** begin **

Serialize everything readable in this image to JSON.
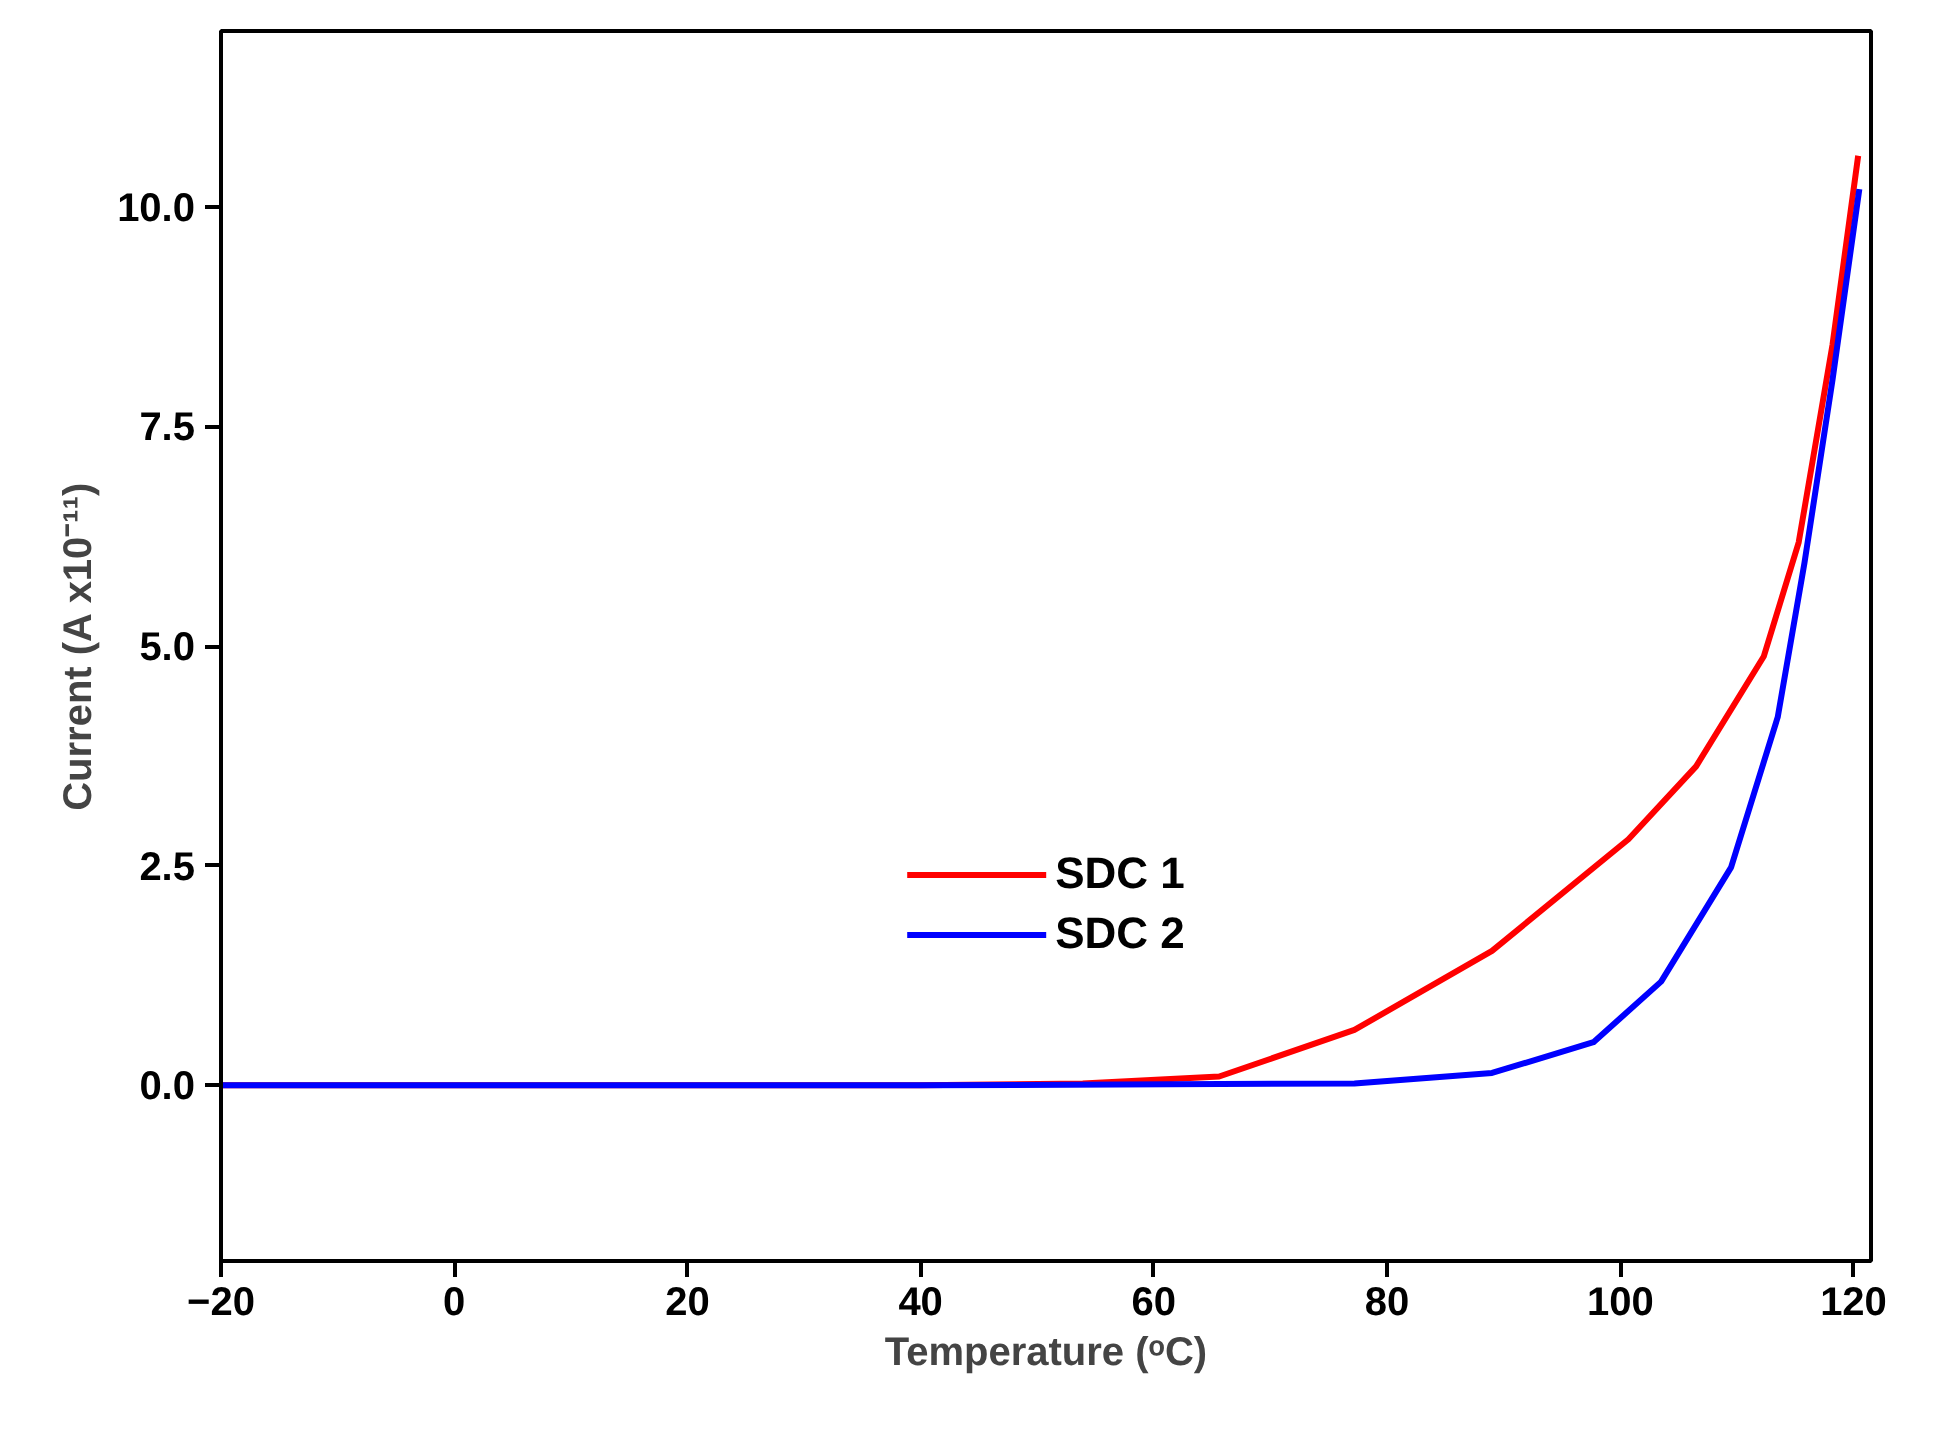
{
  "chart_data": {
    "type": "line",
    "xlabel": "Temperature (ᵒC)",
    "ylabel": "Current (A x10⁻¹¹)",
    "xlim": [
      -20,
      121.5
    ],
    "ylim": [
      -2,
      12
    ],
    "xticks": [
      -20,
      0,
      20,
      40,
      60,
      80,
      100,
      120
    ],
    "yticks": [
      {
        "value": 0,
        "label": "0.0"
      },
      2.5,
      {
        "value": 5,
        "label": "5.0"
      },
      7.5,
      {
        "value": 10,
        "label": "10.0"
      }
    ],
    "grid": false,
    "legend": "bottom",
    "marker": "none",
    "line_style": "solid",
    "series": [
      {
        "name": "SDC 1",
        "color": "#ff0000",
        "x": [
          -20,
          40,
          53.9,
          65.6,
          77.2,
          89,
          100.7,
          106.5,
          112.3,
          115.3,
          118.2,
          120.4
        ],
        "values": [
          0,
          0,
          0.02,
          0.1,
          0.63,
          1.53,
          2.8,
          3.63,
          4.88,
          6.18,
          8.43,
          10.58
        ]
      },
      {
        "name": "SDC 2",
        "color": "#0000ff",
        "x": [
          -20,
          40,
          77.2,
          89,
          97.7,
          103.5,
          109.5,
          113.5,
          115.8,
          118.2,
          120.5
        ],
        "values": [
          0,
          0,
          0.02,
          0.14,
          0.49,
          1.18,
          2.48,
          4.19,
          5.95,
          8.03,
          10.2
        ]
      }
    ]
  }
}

** end **
** begin **

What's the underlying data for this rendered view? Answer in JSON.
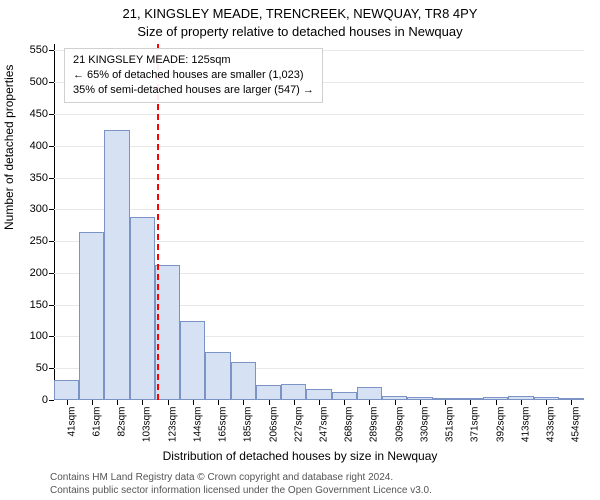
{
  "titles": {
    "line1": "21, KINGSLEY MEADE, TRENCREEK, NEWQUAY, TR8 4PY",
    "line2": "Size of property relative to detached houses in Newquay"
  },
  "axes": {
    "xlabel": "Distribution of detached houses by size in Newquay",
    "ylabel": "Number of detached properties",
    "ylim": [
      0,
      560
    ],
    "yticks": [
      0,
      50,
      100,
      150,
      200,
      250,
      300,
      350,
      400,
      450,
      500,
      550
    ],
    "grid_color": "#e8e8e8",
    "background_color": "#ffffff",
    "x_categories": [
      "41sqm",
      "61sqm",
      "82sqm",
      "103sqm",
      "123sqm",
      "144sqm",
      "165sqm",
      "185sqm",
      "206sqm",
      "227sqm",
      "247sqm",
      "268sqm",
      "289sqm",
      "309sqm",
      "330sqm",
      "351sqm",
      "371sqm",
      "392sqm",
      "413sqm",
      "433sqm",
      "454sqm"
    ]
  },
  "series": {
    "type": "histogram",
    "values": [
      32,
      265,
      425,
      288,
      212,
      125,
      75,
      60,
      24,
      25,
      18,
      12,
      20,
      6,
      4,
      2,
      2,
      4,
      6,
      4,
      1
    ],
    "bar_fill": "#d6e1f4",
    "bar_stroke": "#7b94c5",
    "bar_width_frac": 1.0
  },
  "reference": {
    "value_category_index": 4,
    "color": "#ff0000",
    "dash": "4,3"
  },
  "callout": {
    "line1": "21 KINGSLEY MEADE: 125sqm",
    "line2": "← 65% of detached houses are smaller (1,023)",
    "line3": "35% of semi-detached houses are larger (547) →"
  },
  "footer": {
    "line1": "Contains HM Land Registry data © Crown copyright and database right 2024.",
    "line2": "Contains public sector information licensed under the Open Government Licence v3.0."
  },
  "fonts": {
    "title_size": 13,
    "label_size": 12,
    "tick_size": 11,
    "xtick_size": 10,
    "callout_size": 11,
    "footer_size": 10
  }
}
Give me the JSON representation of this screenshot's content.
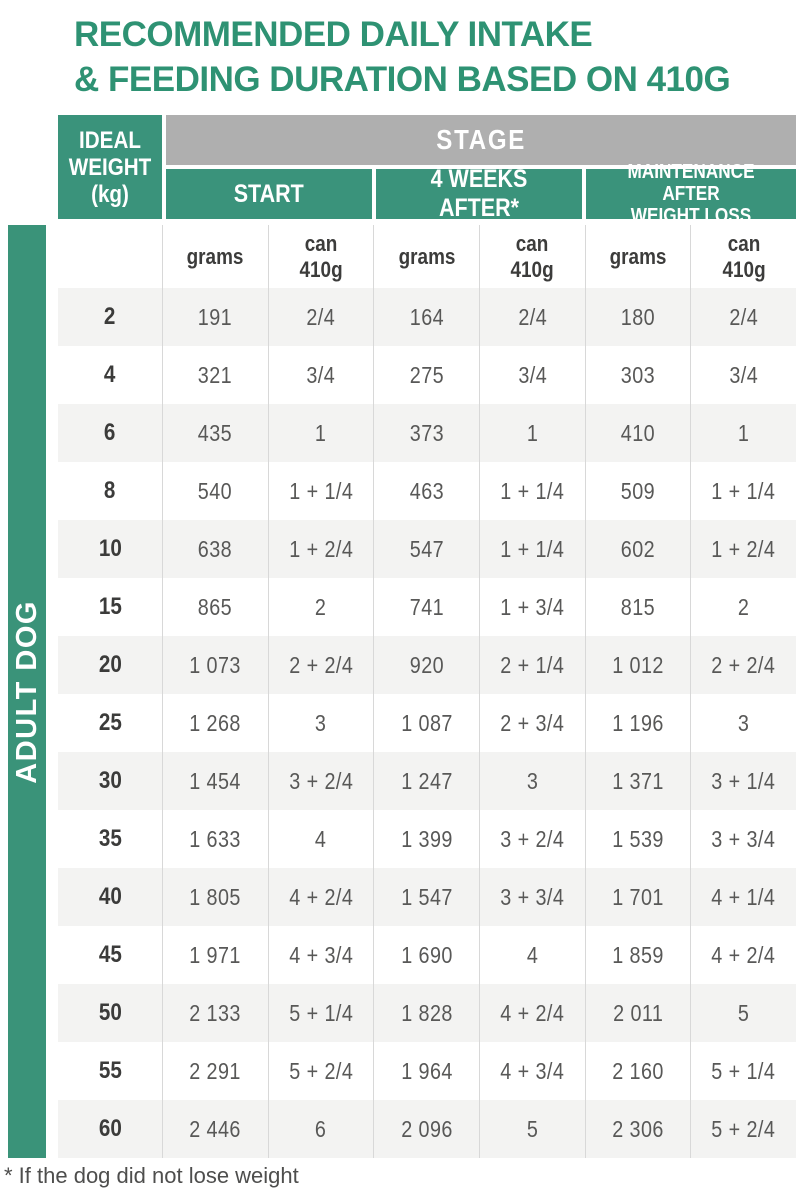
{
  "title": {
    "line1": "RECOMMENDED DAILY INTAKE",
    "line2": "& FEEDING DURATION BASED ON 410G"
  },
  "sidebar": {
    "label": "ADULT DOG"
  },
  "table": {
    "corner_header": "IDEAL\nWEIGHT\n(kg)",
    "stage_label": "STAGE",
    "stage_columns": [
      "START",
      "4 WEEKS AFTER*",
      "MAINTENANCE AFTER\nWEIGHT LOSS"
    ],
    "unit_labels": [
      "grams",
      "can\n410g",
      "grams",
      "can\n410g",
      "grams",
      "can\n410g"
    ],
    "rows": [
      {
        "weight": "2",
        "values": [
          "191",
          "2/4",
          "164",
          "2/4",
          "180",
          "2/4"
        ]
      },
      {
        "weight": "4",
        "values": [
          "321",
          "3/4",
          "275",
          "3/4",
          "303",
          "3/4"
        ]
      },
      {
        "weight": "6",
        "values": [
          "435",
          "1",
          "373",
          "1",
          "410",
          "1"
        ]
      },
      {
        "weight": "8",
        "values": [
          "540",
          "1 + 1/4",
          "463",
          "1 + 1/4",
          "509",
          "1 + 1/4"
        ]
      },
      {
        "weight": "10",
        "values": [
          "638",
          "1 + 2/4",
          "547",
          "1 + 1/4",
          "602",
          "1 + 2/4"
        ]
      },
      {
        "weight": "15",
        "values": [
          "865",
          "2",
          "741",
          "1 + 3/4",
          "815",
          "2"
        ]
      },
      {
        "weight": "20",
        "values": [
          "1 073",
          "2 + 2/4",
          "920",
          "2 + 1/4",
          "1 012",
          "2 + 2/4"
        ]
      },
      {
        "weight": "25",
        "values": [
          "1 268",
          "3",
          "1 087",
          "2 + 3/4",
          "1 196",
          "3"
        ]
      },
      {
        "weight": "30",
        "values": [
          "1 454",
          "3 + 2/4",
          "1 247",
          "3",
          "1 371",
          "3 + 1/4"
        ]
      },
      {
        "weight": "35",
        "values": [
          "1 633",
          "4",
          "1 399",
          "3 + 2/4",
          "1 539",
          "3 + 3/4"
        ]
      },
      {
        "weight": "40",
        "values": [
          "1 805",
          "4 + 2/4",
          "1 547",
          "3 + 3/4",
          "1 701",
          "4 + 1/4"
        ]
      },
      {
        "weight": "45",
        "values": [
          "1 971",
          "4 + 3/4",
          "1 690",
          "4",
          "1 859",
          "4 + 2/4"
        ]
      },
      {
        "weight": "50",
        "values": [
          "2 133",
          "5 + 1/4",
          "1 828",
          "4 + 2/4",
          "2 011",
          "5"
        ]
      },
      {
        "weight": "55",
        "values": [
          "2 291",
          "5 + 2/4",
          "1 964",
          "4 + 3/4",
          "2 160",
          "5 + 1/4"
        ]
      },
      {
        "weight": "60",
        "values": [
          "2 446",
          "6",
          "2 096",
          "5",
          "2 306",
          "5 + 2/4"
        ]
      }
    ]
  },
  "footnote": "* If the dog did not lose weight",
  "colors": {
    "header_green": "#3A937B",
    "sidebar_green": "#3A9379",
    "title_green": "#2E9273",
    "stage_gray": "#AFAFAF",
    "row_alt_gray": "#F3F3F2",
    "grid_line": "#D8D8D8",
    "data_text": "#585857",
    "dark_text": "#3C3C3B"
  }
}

** end **

#### GIVEN REQUEST:
Copy each line of the entries that includes the word "houses".

#### RESULT OF THIS EXERCISE:
    "line2": "Size of property relative to detached houses in Newquay"
    "xlabel": "Distribution of detached houses by size in Newquay",
    "line2": "← 65% of detached houses are smaller (1,023)",
    "line3": "35% of semi-detached houses are larger (547) →"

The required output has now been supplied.